— Begin —
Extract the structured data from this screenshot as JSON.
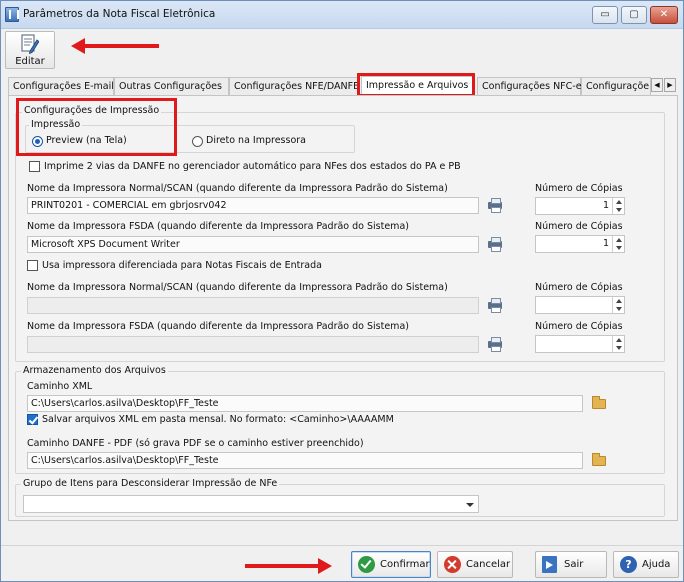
{
  "window": {
    "title": "Parâmetros da Nota Fiscal Eletrônica",
    "controls": {
      "minimize": "▭",
      "maximize": "▢",
      "close": "✕"
    }
  },
  "toolbar": {
    "edit_label": "Editar",
    "edit_icon": "edit-document-icon"
  },
  "tabs": [
    {
      "label": "Configurações E-mail"
    },
    {
      "label": "Outras Configurações"
    },
    {
      "label": "Configurações NFE/DANFE"
    },
    {
      "label": "Impressão e Arquivos",
      "active": true
    },
    {
      "label": "Configurações NFC-e"
    },
    {
      "label": "Configuraçõe"
    }
  ],
  "tab_scroll": {
    "left": "◀",
    "right": "▶"
  },
  "print_config": {
    "group_title": "Configurações de Impressão",
    "impressao_title": "Impressão",
    "radio_preview": "Preview (na Tela)",
    "radio_direct": "Direto na Impressora",
    "selected": "preview",
    "print2_label": "Imprime 2 vias da DANFE no gerenciador automático para NFes dos estados do PA e PB",
    "print2_checked": false,
    "normal_printer_label": "Nome da Impressora Normal/SCAN (quando diferente da Impressora Padrão do Sistema)",
    "normal_printer_value": "PRINT0201 - COMERCIAL em gbrjosrv042",
    "copies_label": "Número de Cópias",
    "normal_copies": "1",
    "fsda_printer_label": "Nome da Impressora FSDA (quando diferente da Impressora Padrão do Sistema)",
    "fsda_printer_value": "Microsoft XPS Document Writer",
    "fsda_copies": "1",
    "entrada_label": "Usa impressora diferenciada para Notas Fiscais de Entrada",
    "entrada_checked": false,
    "entrada_normal_label": "Nome da Impressora Normal/SCAN (quando diferente da Impressora Padrão do Sistema)",
    "entrada_normal_value": "",
    "entrada_normal_copies": "",
    "entrada_fsda_label": "Nome da Impressora FSDA (quando diferente da Impressora Padrão do Sistema)",
    "entrada_fsda_value": "",
    "entrada_fsda_copies": ""
  },
  "storage": {
    "group_title": "Armazenamento dos Arquivos",
    "xml_label": "Caminho XML",
    "xml_path": "C:\\Users\\carlos.asilva\\Desktop\\FF_Teste",
    "monthly_label": "Salvar arquivos XML em pasta mensal. No formato: <Caminho>\\AAAAMM",
    "monthly_checked": true,
    "pdf_label": "Caminho DANFE - PDF (só grava PDF se o caminho estiver preenchido)",
    "pdf_path": "C:\\Users\\carlos.asilva\\Desktop\\FF_Teste"
  },
  "group_items": {
    "title": "Grupo de Itens para Desconsiderar Impressão de NFe",
    "selected": ""
  },
  "buttons": {
    "confirm": "Confirmar",
    "cancel": "Cancelar",
    "exit": "Sair",
    "help": "Ajuda",
    "help_glyph": "?"
  },
  "colors": {
    "annotation": "#e01a1a",
    "accent": "#1f5fb8"
  }
}
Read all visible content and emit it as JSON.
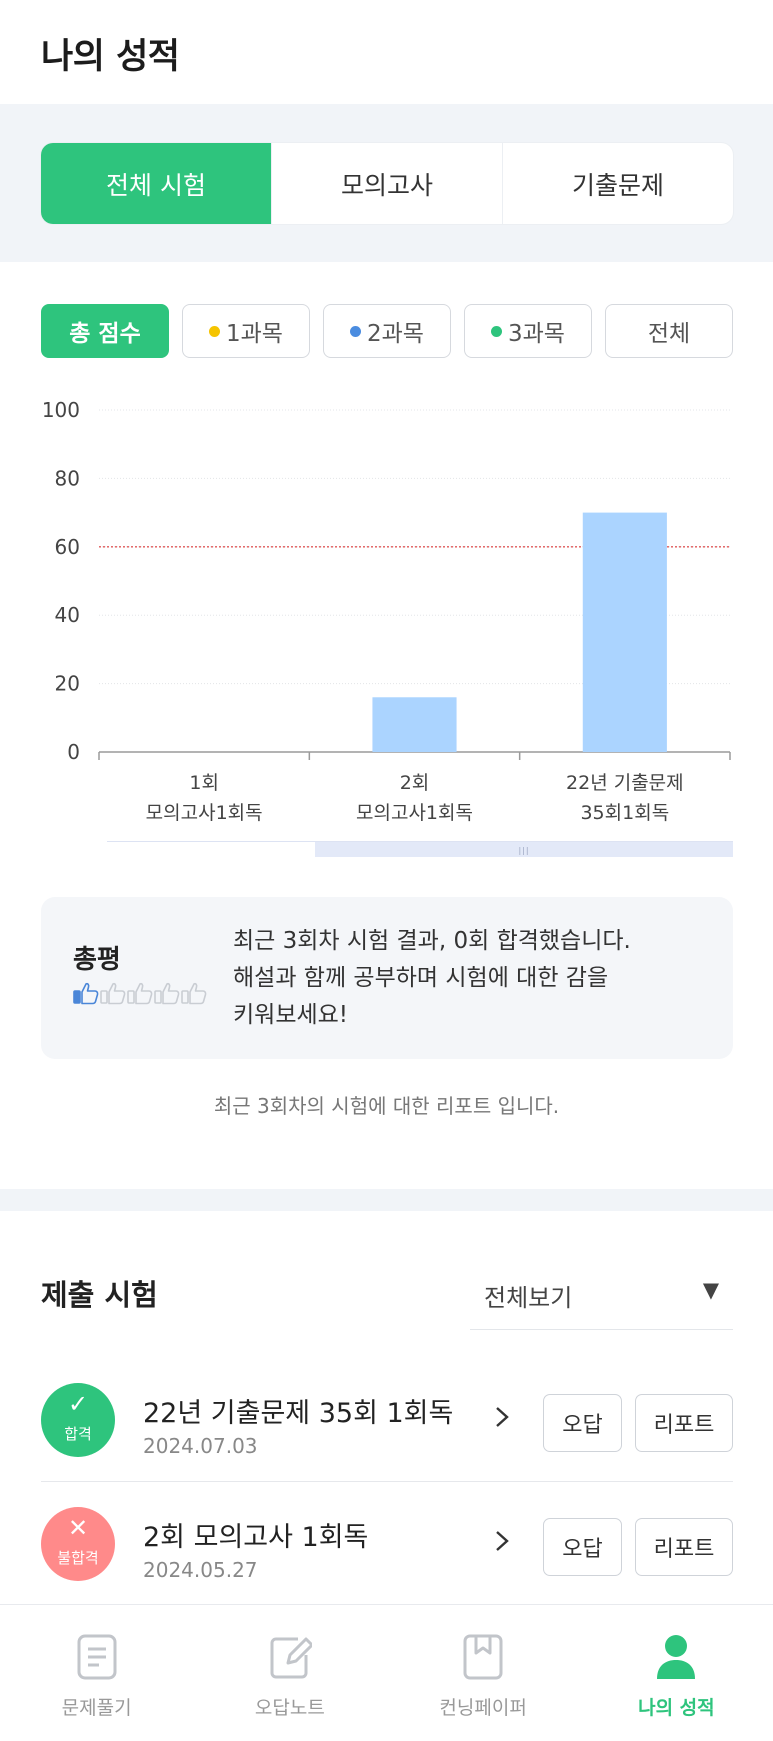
— End —
Copy out each line in the listing that has the word "JSON".

Full solution:
Extract the structured data from this screenshot as JSON.
Read all visible content and emit it as JSON.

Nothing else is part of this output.